Task data ::
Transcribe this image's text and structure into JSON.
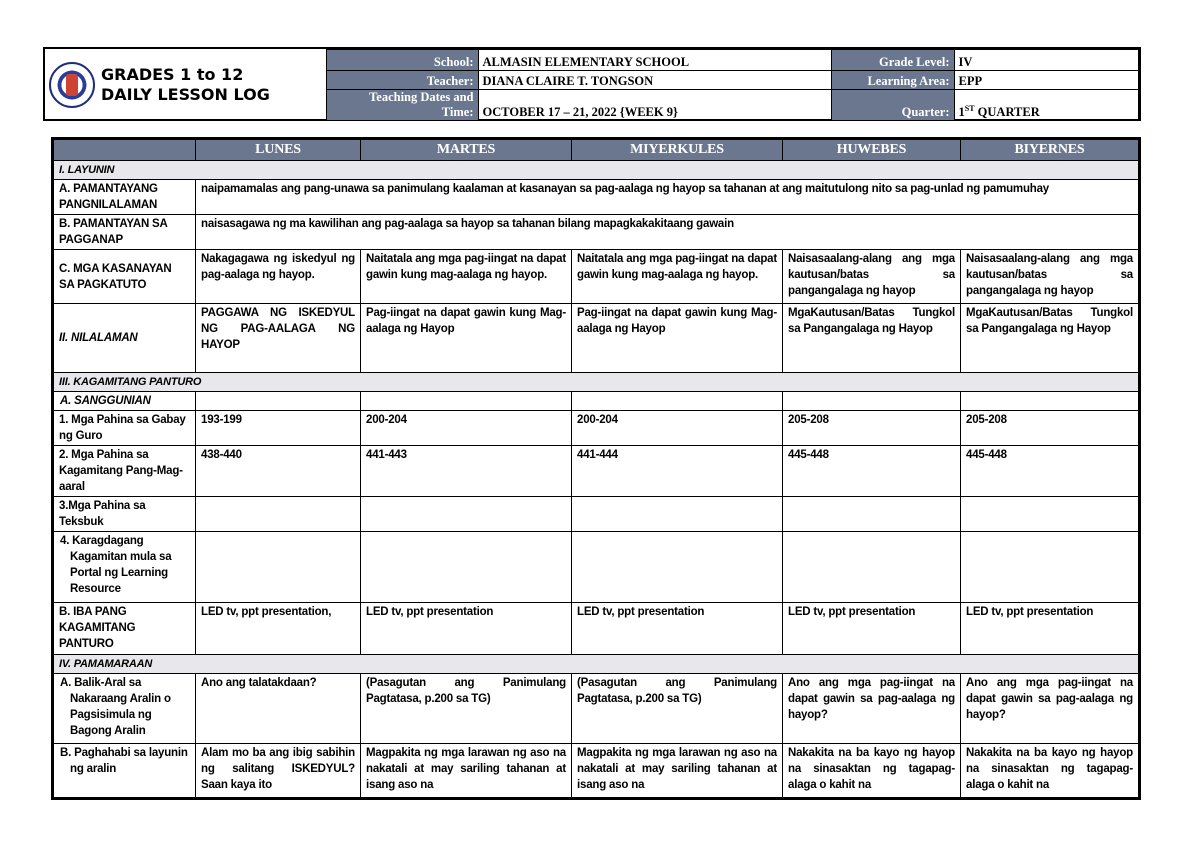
{
  "header": {
    "title_line1": "GRADES 1 to 12",
    "title_line2": "DAILY LESSON LOG",
    "school_label": "School:",
    "school": "ALMASIN ELEMENTARY SCHOOL",
    "teacher_label": "Teacher:",
    "teacher": "DIANA CLAIRE T. TONGSON",
    "dates_label_1": "Teaching Dates and",
    "dates_label_2": "Time:",
    "dates": "OCTOBER 17 – 21, 2022 {WEEK 9}",
    "grade_label": "Grade Level:",
    "grade": "IV",
    "area_label": "Learning Area:",
    "area": "EPP",
    "quarter_label": "Quarter:",
    "quarter_num": "1",
    "quarter_sup": "ST",
    "quarter_text": " QUARTER",
    "logo_text": "KAGAWARAN NG EDUKASYON"
  },
  "days": [
    "LUNES",
    "MARTES",
    "MIYERKULES",
    "HUWEBES",
    "BIYERNES"
  ],
  "rows": [
    {
      "type": "sec",
      "label": "I. LAYUNIN"
    },
    {
      "type": "span",
      "label": "A. PAMANTAYANG PANGNILALAMAN",
      "text": "naipamamalas ang pang-unawa sa panimulang kaalaman at kasanayan sa pag-aalaga ng hayop sa tahanan at ang maitutulong nito sa pag-unlad ng pamumuhay"
    },
    {
      "type": "span",
      "label": "B. PAMANTAYAN SA PAGGANAP",
      "text": "naisasagawa ng ma kawilihan ang pag-aalaga sa hayop sa tahanan bilang mapagkakakitaang gawain"
    },
    {
      "type": "cells",
      "label": "C. MGA KASANAYAN SA PAGKATUTO",
      "mid": true,
      "cells": [
        "Nakagagawa ng iskedyul ng pag-aalaga ng hayop.",
        "Naitatala ang mga pag-iingat na dapat gawin kung mag-aalaga ng hayop.",
        "Naitatala ang mga pag-iingat na dapat gawin kung mag-aalaga ng hayop.",
        "Naisasaalang-alang ang mga kautusan/batas sa pangangalaga ng hayop",
        "Naisasaalang-alang ang mga kautusan/batas sa pangangalaga ng hayop"
      ]
    },
    {
      "type": "cells",
      "label": "II. NILALAMAN",
      "italic": true,
      "mid": true,
      "cells": [
        "PAGGAWA NG ISKEDYUL NG PAG-AALAGA NG HAYOP",
        "Pag-iingat na dapat gawin kung Mag-aalaga ng Hayop",
        "Pag-iingat na dapat gawin kung Mag-aalaga ng Hayop",
        "MgaKautusan/Batas Tungkol sa Pangangalaga ng Hayop",
        "MgaKautusan/Batas Tungkol sa Pangangalaga ng Hayop"
      ]
    },
    {
      "type": "sec",
      "label": "III. KAGAMITANG PANTURO"
    },
    {
      "type": "cells",
      "label": "A. SANGGUNIAN",
      "italic": true,
      "indent": true,
      "cells": [
        "",
        "",
        "",
        "",
        ""
      ]
    },
    {
      "type": "cells",
      "label": "1. Mga Pahina sa Gabay ng Guro",
      "cells": [
        "193-199",
        "200-204",
        "200-204",
        "205-208",
        "205-208"
      ]
    },
    {
      "type": "cells",
      "label": "2. Mga Pahina sa Kagamitang Pang-Mag-aaral",
      "cells": [
        "438-440",
        "441-443",
        "441-444",
        "445-448",
        "445-448"
      ]
    },
    {
      "type": "cells",
      "label": "3.Mga Pahina sa Teksbuk",
      "cells": [
        "",
        "",
        "",
        "",
        ""
      ]
    },
    {
      "type": "cells",
      "label": "4. Karagdagang Kagamitan mula sa Portal ng Learning Resource",
      "indent": true,
      "cells": [
        "",
        "",
        "",
        "",
        ""
      ]
    },
    {
      "type": "cells",
      "label": "B. IBA PANG KAGAMITANG PANTURO",
      "cells": [
        "LED tv, ppt presentation,",
        "LED tv, ppt presentation",
        "LED tv, ppt presentation",
        "LED tv, ppt presentation",
        "LED tv, ppt presentation"
      ]
    },
    {
      "type": "sec",
      "label": "IV. PAMAMARAAN"
    },
    {
      "type": "cells",
      "label": "A. Balik-Aral sa Nakaraang Aralin o Pagsisimula ng Bagong Aralin",
      "indent": true,
      "cells": [
        "Ano ang talatakdaan?",
        "(Pasagutan ang Panimulang Pagtatasa, p.200 sa TG)",
        "(Pasagutan ang Panimulang Pagtatasa, p.200 sa TG)",
        "Ano ang mga pag-iingat na dapat gawin sa pag-aalaga ng hayop?",
        "Ano ang mga pag-iingat na dapat gawin sa pag-aalaga ng hayop?"
      ]
    },
    {
      "type": "cells",
      "label": "B. Paghahabi sa layunin ng aralin",
      "indent": true,
      "cells": [
        "Alam mo ba ang ibig sabihin ng salitang ISKEDYUL? Saan kaya ito",
        "Magpakita ng mga larawan ng aso na nakatali at may sariling tahanan at isang aso na",
        "Magpakita ng mga larawan ng aso na nakatali at may sariling tahanan at isang aso na",
        "Nakakita na ba kayo ng hayop na sinasaktan ng tagapag-alaga o kahit na",
        "Nakakita na ba kayo ng hayop na sinasaktan ng tagapag-alaga o kahit na"
      ]
    }
  ]
}
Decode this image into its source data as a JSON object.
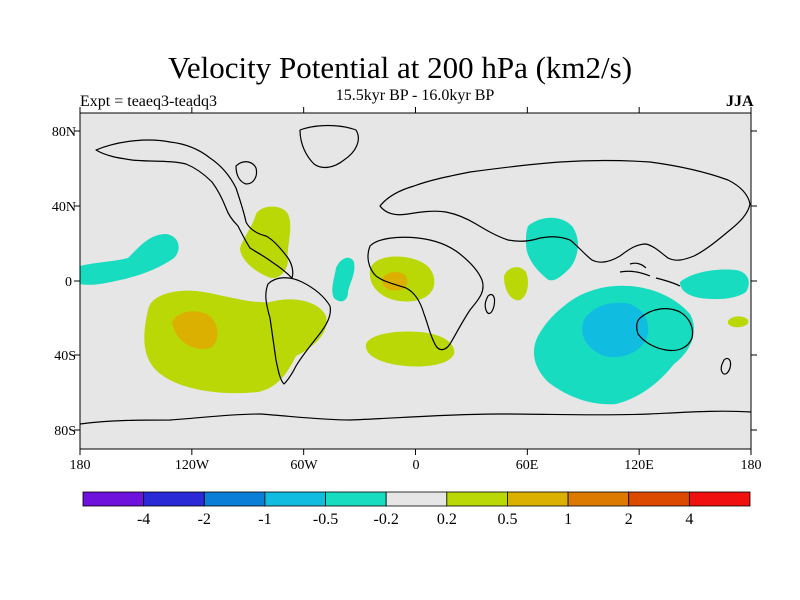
{
  "title": "Velocity Potential at 200 hPa (km2/s)",
  "subtitle": "15.5kyr BP - 16.0kyr BP",
  "experiment": "Expt = teaeq3-teadq3",
  "season": "JJA",
  "map": {
    "projection": "cylindrical equidistant",
    "background_color": "#e6e6e6",
    "lat_ticks": [
      "80N",
      "40N",
      "0",
      "40S",
      "80S"
    ],
    "lon_ticks": [
      "180",
      "120W",
      "60W",
      "0",
      "60E",
      "120E",
      "180"
    ],
    "lon_range": [
      -180,
      180
    ],
    "lat_range": [
      -90,
      90
    ]
  },
  "colorbar": {
    "colors": [
      "#6f12dc",
      "#2a2ad6",
      "#0b7fd8",
      "#10bde0",
      "#18dcc0",
      "#e6e6e6",
      "#b9d806",
      "#dcb000",
      "#dc7a00",
      "#dc4a00",
      "#f01010"
    ],
    "labels": [
      "-4",
      "-2",
      "-1",
      "-0.5",
      "-0.2",
      "0.2",
      "0.5",
      "1",
      "2",
      "4"
    ]
  }
}
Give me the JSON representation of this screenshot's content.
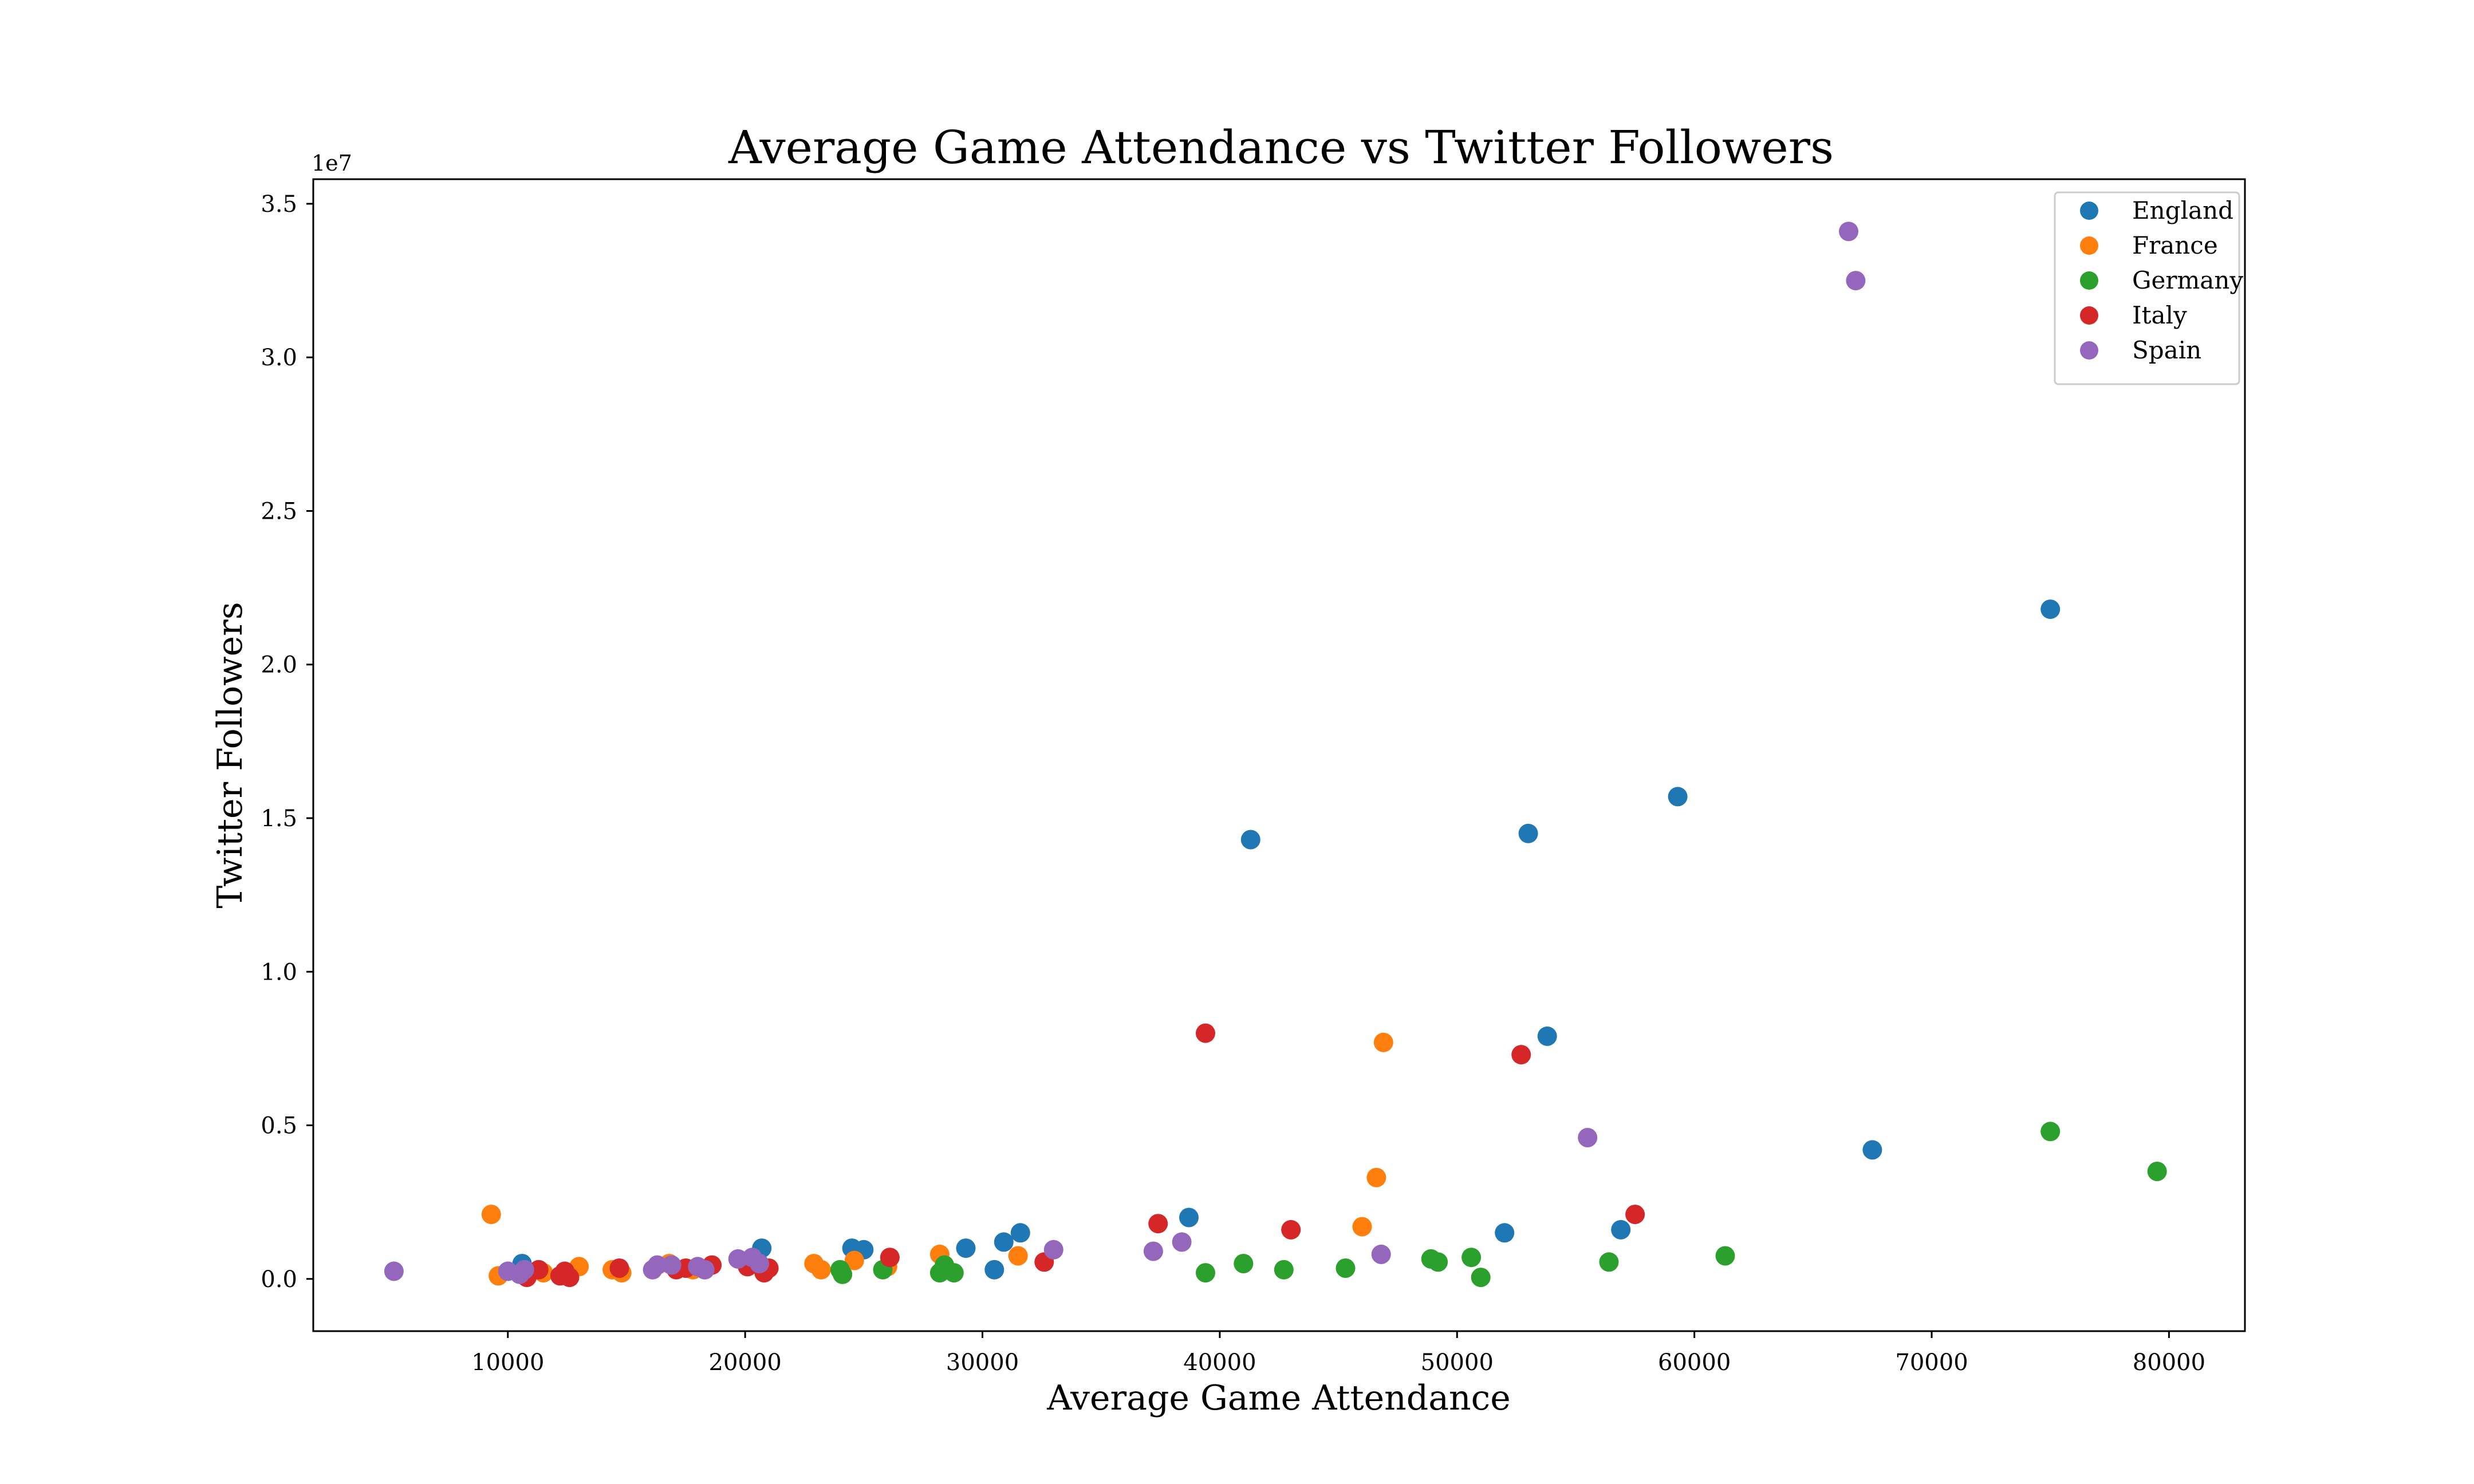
{
  "chart_data": {
    "type": "scatter",
    "title": "Average Game Attendance vs Twitter Followers",
    "xlabel": "Average Game Attendance",
    "ylabel": "Twitter Followers",
    "y_offset_label": "1e7",
    "xlim": [
      1800,
      83200
    ],
    "ylim": [
      -1700000,
      35800000
    ],
    "x_ticks": [
      {
        "value": 10000,
        "label": "10000"
      },
      {
        "value": 20000,
        "label": "20000"
      },
      {
        "value": 30000,
        "label": "30000"
      },
      {
        "value": 40000,
        "label": "40000"
      },
      {
        "value": 50000,
        "label": "50000"
      },
      {
        "value": 60000,
        "label": "60000"
      },
      {
        "value": 70000,
        "label": "70000"
      },
      {
        "value": 80000,
        "label": "80000"
      }
    ],
    "y_ticks": [
      {
        "value": 0,
        "label": "0.0"
      },
      {
        "value": 5000000,
        "label": "0.5"
      },
      {
        "value": 10000000,
        "label": "1.0"
      },
      {
        "value": 15000000,
        "label": "1.5"
      },
      {
        "value": 20000000,
        "label": "2.0"
      },
      {
        "value": 25000000,
        "label": "2.5"
      },
      {
        "value": 30000000,
        "label": "3.0"
      },
      {
        "value": 35000000,
        "label": "3.5"
      }
    ],
    "grid": false,
    "legend_position": "top-right",
    "series": [
      {
        "name": "England",
        "color": "#1f77b4",
        "x": [
          10600,
          20700,
          24500,
          25000,
          29300,
          30500,
          30900,
          31600,
          38700,
          41300,
          52000,
          53000,
          53800,
          56900,
          59300,
          67500,
          75000
        ],
        "y": [
          500000,
          1000000,
          1000000,
          950000,
          1000000,
          300000,
          1200000,
          1500000,
          2000000,
          14300000,
          1500000,
          14500000,
          7900000,
          1600000,
          15700000,
          4200000,
          21800000
        ]
      },
      {
        "name": "France",
        "color": "#ff7f0e",
        "x": [
          9300,
          9600,
          11500,
          13000,
          14400,
          14800,
          16800,
          17800,
          18300,
          20100,
          22900,
          23200,
          24100,
          24600,
          26000,
          28200,
          31500,
          46000,
          46600,
          46900
        ],
        "y": [
          2100000,
          100000,
          200000,
          400000,
          300000,
          200000,
          500000,
          300000,
          300000,
          400000,
          500000,
          300000,
          150000,
          600000,
          400000,
          800000,
          750000,
          1700000,
          3300000,
          7700000
        ]
      },
      {
        "name": "Germany",
        "color": "#2ca02c",
        "x": [
          24000,
          24100,
          25800,
          28200,
          28400,
          28800,
          39400,
          41000,
          42700,
          45300,
          48900,
          49200,
          50600,
          51000,
          56400,
          61300,
          75000,
          79500
        ],
        "y": [
          300000,
          150000,
          300000,
          200000,
          450000,
          200000,
          200000,
          500000,
          300000,
          350000,
          650000,
          550000,
          700000,
          50000,
          550000,
          750000,
          4800000,
          3500000
        ]
      },
      {
        "name": "Italy",
        "color": "#d62728",
        "x": [
          10800,
          11300,
          12200,
          12400,
          12600,
          14700,
          17100,
          17500,
          18600,
          20100,
          20800,
          21000,
          26100,
          32600,
          37400,
          39400,
          43000,
          52700,
          57500
        ],
        "y": [
          50000,
          300000,
          100000,
          250000,
          50000,
          350000,
          300000,
          350000,
          450000,
          400000,
          200000,
          350000,
          700000,
          550000,
          1800000,
          8000000,
          1600000,
          7300000,
          2100000
        ]
      },
      {
        "name": "Spain",
        "color": "#9467bd",
        "x": [
          5200,
          10000,
          10500,
          10700,
          16100,
          16300,
          16900,
          18000,
          18300,
          19700,
          20300,
          20600,
          33000,
          37200,
          38400,
          46800,
          55500,
          66500,
          66800
        ],
        "y": [
          250000,
          250000,
          150000,
          300000,
          300000,
          450000,
          450000,
          400000,
          300000,
          650000,
          700000,
          500000,
          950000,
          900000,
          1200000,
          800000,
          4600000,
          34100000,
          32500000
        ]
      }
    ]
  }
}
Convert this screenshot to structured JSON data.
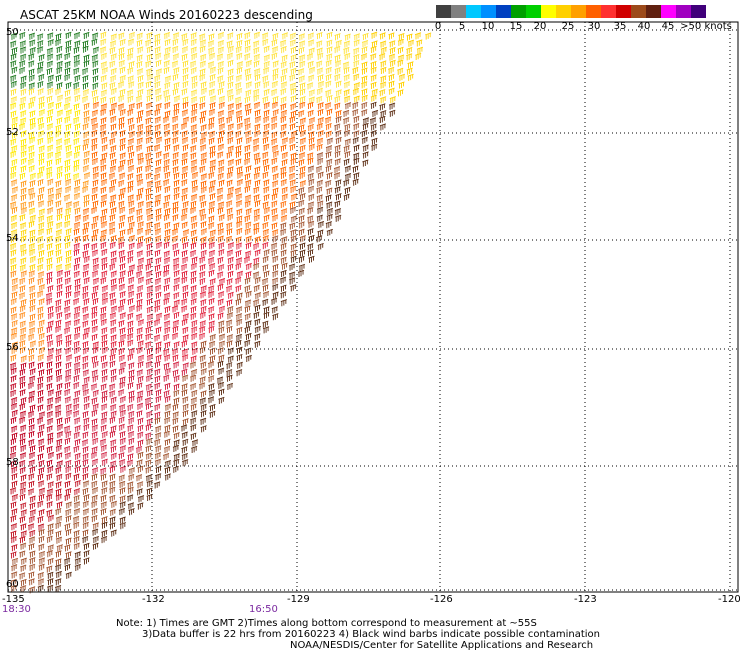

Do this ::
Among the entries above, how many lines hold the word "image"? Reply with only that number.

Task solution ::
2